* [AIM OF THE TASK]
Every entry below should be repeated exactly; the pictures should not.

* [TASK INPUTS]
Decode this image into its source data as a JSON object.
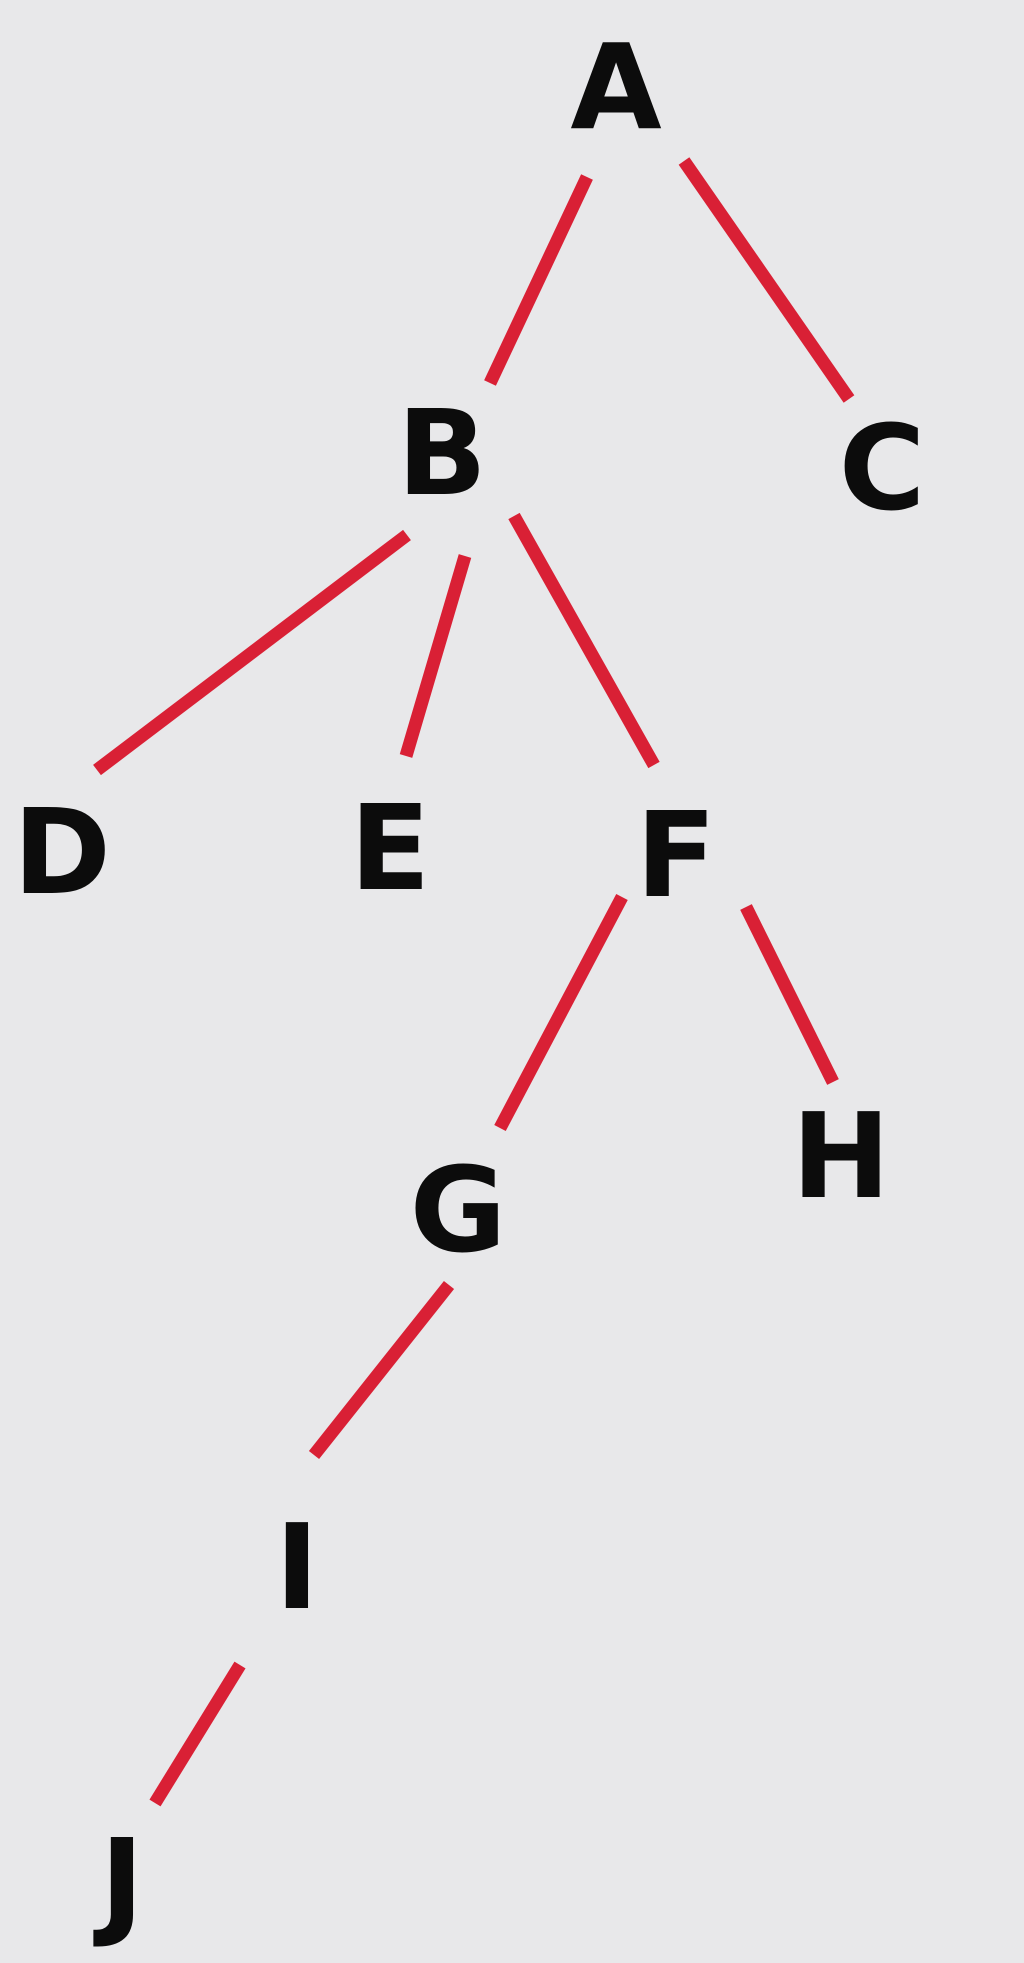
{
  "tree": {
    "nodes": [
      {
        "id": "A",
        "label": "A"
      },
      {
        "id": "B",
        "label": "B"
      },
      {
        "id": "C",
        "label": "C"
      },
      {
        "id": "D",
        "label": "D"
      },
      {
        "id": "E",
        "label": "E"
      },
      {
        "id": "F",
        "label": "F"
      },
      {
        "id": "G",
        "label": "G"
      },
      {
        "id": "H",
        "label": "H"
      },
      {
        "id": "I",
        "label": "I"
      },
      {
        "id": "J",
        "label": "J"
      }
    ],
    "edges": [
      {
        "from": "A",
        "to": "B"
      },
      {
        "from": "A",
        "to": "C"
      },
      {
        "from": "B",
        "to": "D"
      },
      {
        "from": "B",
        "to": "E"
      },
      {
        "from": "B",
        "to": "F"
      },
      {
        "from": "F",
        "to": "G"
      },
      {
        "from": "F",
        "to": "H"
      },
      {
        "from": "G",
        "to": "I"
      },
      {
        "from": "I",
        "to": "J"
      }
    ],
    "colors": {
      "edge": "#d92035",
      "label": "#0c0c0c",
      "background": "#e8e8ea"
    }
  }
}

* [SOLUTION TO THIS TASK]
Decode this image into its source data as a JSON object.
{
  "tree": {
    "nodes": [
      {
        "id": "A",
        "label": "A"
      },
      {
        "id": "B",
        "label": "B"
      },
      {
        "id": "C",
        "label": "C"
      },
      {
        "id": "D",
        "label": "D"
      },
      {
        "id": "E",
        "label": "E"
      },
      {
        "id": "F",
        "label": "F"
      },
      {
        "id": "G",
        "label": "G"
      },
      {
        "id": "H",
        "label": "H"
      },
      {
        "id": "I",
        "label": "I"
      },
      {
        "id": "J",
        "label": "J"
      }
    ],
    "edges": [
      {
        "from": "A",
        "to": "B"
      },
      {
        "from": "A",
        "to": "C"
      },
      {
        "from": "B",
        "to": "D"
      },
      {
        "from": "B",
        "to": "E"
      },
      {
        "from": "B",
        "to": "F"
      },
      {
        "from": "F",
        "to": "G"
      },
      {
        "from": "F",
        "to": "H"
      },
      {
        "from": "G",
        "to": "I"
      },
      {
        "from": "I",
        "to": "J"
      }
    ],
    "colors": {
      "edge": "#d92035",
      "label": "#0c0c0c",
      "background": "#e8e8ea"
    }
  }
}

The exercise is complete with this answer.